SHORT PROBLEM —
Drop every picture, then transcribe the remaining data exactly.

INPUT MATERIAL —
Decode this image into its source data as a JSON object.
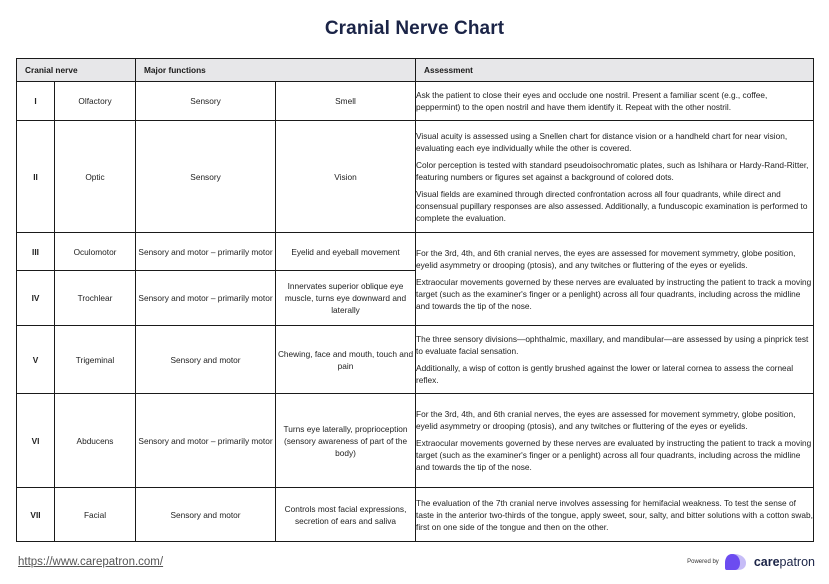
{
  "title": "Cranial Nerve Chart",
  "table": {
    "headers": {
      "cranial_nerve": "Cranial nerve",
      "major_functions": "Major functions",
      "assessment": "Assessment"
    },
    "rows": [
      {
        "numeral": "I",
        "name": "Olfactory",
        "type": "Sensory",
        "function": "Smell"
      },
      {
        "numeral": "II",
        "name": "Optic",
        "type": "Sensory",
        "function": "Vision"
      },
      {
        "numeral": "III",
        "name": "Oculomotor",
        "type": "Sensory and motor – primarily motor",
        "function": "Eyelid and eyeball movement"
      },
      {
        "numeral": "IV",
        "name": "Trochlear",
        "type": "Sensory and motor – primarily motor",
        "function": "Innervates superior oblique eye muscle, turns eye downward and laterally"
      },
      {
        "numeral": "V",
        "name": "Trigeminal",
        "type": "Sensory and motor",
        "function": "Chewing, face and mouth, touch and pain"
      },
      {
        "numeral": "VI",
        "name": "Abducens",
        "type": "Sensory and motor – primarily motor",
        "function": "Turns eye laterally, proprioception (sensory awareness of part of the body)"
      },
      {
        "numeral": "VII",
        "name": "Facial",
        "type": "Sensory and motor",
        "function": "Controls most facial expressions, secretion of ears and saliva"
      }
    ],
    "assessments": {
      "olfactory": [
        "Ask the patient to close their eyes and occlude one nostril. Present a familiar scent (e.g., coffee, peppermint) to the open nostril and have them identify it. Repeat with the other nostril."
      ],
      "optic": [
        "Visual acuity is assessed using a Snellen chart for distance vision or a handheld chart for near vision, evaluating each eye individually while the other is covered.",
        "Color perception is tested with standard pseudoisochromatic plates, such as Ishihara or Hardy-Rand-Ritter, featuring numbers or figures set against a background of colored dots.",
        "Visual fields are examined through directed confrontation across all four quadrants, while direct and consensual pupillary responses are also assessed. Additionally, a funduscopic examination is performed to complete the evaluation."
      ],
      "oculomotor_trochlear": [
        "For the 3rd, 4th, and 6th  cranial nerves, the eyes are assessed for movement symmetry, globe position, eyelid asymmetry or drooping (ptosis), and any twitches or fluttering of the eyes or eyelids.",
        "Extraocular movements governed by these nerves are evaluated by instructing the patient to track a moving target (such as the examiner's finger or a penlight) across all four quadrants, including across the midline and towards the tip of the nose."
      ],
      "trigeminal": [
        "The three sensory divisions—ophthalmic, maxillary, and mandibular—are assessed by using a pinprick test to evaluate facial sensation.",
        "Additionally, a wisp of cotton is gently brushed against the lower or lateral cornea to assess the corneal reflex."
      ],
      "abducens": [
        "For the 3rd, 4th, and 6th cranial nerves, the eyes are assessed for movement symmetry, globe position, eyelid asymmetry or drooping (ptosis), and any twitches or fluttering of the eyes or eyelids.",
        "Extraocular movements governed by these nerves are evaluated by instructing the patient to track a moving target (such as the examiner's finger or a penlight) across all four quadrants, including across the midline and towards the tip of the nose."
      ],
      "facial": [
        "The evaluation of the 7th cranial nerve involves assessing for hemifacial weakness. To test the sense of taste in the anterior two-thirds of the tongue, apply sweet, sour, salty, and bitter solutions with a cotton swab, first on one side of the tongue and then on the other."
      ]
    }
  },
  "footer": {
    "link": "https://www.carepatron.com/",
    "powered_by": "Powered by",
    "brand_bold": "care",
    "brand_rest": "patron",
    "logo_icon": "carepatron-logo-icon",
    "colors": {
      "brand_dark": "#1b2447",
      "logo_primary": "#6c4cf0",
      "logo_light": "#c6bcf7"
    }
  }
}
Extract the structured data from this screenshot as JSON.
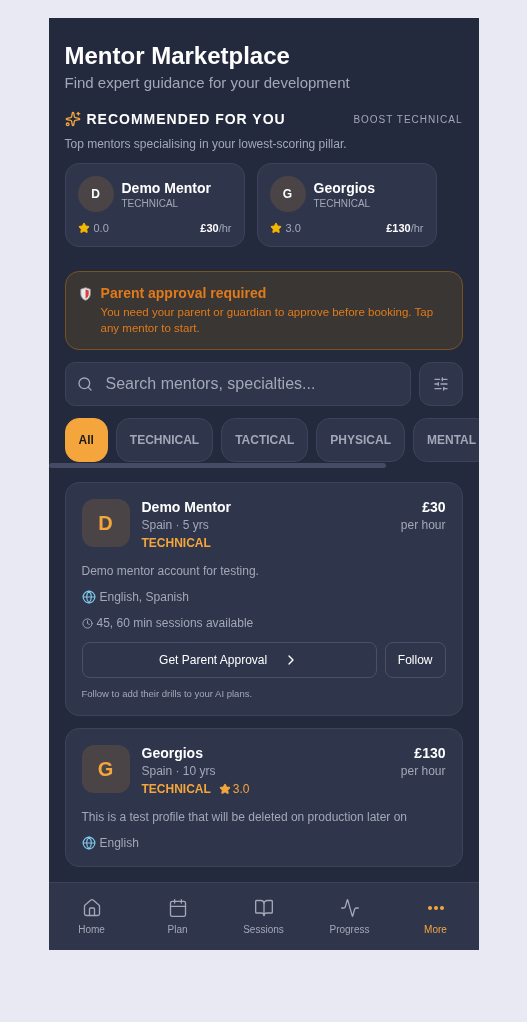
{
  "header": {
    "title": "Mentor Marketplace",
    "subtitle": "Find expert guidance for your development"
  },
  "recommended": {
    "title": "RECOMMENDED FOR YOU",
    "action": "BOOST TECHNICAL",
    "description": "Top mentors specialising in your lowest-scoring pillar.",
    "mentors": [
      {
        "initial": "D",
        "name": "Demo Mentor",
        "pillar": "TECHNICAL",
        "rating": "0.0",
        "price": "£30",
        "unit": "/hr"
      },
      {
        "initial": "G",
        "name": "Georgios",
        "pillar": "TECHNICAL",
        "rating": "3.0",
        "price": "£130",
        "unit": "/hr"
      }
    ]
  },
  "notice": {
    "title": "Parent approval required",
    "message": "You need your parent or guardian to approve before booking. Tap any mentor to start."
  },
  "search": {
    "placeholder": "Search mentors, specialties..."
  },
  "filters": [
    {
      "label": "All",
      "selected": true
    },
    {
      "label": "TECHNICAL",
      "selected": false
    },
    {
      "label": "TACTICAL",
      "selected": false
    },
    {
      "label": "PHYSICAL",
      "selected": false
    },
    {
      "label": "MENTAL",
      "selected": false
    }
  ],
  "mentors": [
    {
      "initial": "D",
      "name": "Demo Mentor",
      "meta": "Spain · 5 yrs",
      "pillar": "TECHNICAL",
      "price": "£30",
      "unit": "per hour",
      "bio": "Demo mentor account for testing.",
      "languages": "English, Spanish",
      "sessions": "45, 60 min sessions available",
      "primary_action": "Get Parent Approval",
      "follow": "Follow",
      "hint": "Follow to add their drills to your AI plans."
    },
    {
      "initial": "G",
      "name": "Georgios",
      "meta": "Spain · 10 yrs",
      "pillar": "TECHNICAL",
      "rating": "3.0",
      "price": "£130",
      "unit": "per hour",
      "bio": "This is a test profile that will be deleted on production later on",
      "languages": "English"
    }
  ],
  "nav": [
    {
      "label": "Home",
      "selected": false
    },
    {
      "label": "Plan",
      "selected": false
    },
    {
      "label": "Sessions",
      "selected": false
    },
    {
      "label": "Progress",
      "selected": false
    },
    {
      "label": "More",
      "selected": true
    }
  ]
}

IN RESPONSE —
Decode this image into its source data as a JSON object.
{
  "title": "Cranial Nerve Chart",
  "table": {
    "headers": {
      "cranial_nerve": "Cranial nerve",
      "major_functions": "Major functions",
      "assessment": "Assessment"
    },
    "rows": [
      {
        "numeral": "I",
        "name": "Olfactory",
        "type": "Sensory",
        "function": "Smell"
      },
      {
        "numeral": "II",
        "name": "Optic",
        "type": "Sensory",
        "function": "Vision"
      },
      {
        "numeral": "III",
        "name": "Oculomotor",
        "type": "Sensory and motor – primarily motor",
        "function": "Eyelid and eyeball movement"
      },
      {
        "numeral": "IV",
        "name": "Trochlear",
        "type": "Sensory and motor – primarily motor",
        "function": "Innervates superior oblique eye muscle, turns eye downward and laterally"
      },
      {
        "numeral": "V",
        "name": "Trigeminal",
        "type": "Sensory and motor",
        "function": "Chewing, face and mouth, touch and pain"
      },
      {
        "numeral": "VI",
        "name": "Abducens",
        "type": "Sensory and motor – primarily motor",
        "function": "Turns eye laterally, proprioception (sensory awareness of part of the body)"
      },
      {
        "numeral": "VII",
        "name": "Facial",
        "type": "Sensory and motor",
        "function": "Controls most facial expressions, secretion of ears and saliva"
      }
    ],
    "assessments": {
      "olfactory": [
        "Ask the patient to close their eyes and occlude one nostril. Present a familiar scent (e.g., coffee, peppermint) to the open nostril and have them identify it. Repeat with the other nostril."
      ],
      "optic": [
        "Visual acuity is assessed using a Snellen chart for distance vision or a handheld chart for near vision, evaluating each eye individually while the other is covered.",
        "Color perception is tested with standard pseudoisochromatic plates, such as Ishihara or Hardy-Rand-Ritter, featuring numbers or figures set against a background of colored dots.",
        "Visual fields are examined through directed confrontation across all four quadrants, while direct and consensual pupillary responses are also assessed. Additionally, a funduscopic examination is performed to complete the evaluation."
      ],
      "oculomotor_trochlear": [
        "For the 3rd, 4th, and 6th  cranial nerves, the eyes are assessed for movement symmetry, globe position, eyelid asymmetry or drooping (ptosis), and any twitches or fluttering of the eyes or eyelids.",
        "Extraocular movements governed by these nerves are evaluated by instructing the patient to track a moving target (such as the examiner's finger or a penlight) across all four quadrants, including across the midline and towards the tip of the nose."
      ],
      "trigeminal": [
        "The three sensory divisions—ophthalmic, maxillary, and mandibular—are assessed by using a pinprick test to evaluate facial sensation.",
        "Additionally, a wisp of cotton is gently brushed against the lower or lateral cornea to assess the corneal reflex."
      ],
      "abducens": [
        "For the 3rd, 4th, and 6th cranial nerves, the eyes are assessed for movement symmetry, globe position, eyelid asymmetry or drooping (ptosis), and any twitches or fluttering of the eyes or eyelids.",
        "Extraocular movements governed by these nerves are evaluated by instructing the patient to track a moving target (such as the examiner's finger or a penlight) across all four quadrants, including across the midline and towards the tip of the nose."
      ],
      "facial": [
        "The evaluation of the 7th cranial nerve involves assessing for hemifacial weakness. To test the sense of taste in the anterior two-thirds of the tongue, apply sweet, sour, salty, and bitter solutions with a cotton swab, first on one side of the tongue and then on the other."
      ]
    }
  },
  "footer": {
    "link": "https://www.carepatron.com/",
    "powered_by": "Powered by",
    "brand_bold": "care",
    "brand_rest": "patron",
    "logo_icon": "carepatron-logo-icon",
    "colors": {
      "brand_dark": "#1b2447",
      "logo_primary": "#6c4cf0",
      "logo_light": "#c6bcf7"
    }
  }
}
Extract the structured data from this screenshot as JSON.
{
  "header": {
    "title": "Mentor Marketplace",
    "subtitle": "Find expert guidance for your development"
  },
  "recommended": {
    "title": "RECOMMENDED FOR YOU",
    "action": "BOOST TECHNICAL",
    "description": "Top mentors specialising in your lowest-scoring pillar.",
    "mentors": [
      {
        "initial": "D",
        "name": "Demo Mentor",
        "pillar": "TECHNICAL",
        "rating": "0.0",
        "price": "£30",
        "unit": "/hr"
      },
      {
        "initial": "G",
        "name": "Georgios",
        "pillar": "TECHNICAL",
        "rating": "3.0",
        "price": "£130",
        "unit": "/hr"
      }
    ]
  },
  "notice": {
    "title": "Parent approval required",
    "message": "You need your parent or guardian to approve before booking. Tap any mentor to start."
  },
  "search": {
    "placeholder": "Search mentors, specialties..."
  },
  "filters": [
    {
      "label": "All",
      "selected": true
    },
    {
      "label": "TECHNICAL",
      "selected": false
    },
    {
      "label": "TACTICAL",
      "selected": false
    },
    {
      "label": "PHYSICAL",
      "selected": false
    },
    {
      "label": "MENTAL",
      "selected": false
    }
  ],
  "mentors": [
    {
      "initial": "D",
      "name": "Demo Mentor",
      "meta": "Spain · 5 yrs",
      "pillar": "TECHNICAL",
      "price": "£30",
      "unit": "per hour",
      "bio": "Demo mentor account for testing.",
      "languages": "English, Spanish",
      "sessions": "45, 60 min sessions available",
      "primary_action": "Get Parent Approval",
      "follow": "Follow",
      "hint": "Follow to add their drills to your AI plans."
    },
    {
      "initial": "G",
      "name": "Georgios",
      "meta": "Spain · 10 yrs",
      "pillar": "TECHNICAL",
      "rating": "3.0",
      "price": "£130",
      "unit": "per hour",
      "bio": "This is a test profile that will be deleted on production later on",
      "languages": "English"
    }
  ],
  "nav": [
    {
      "label": "Home",
      "selected": false
    },
    {
      "label": "Plan",
      "selected": false
    },
    {
      "label": "Sessions",
      "selected": false
    },
    {
      "label": "Progress",
      "selected": false
    },
    {
      "label": "More",
      "selected": true
    }
  ]
}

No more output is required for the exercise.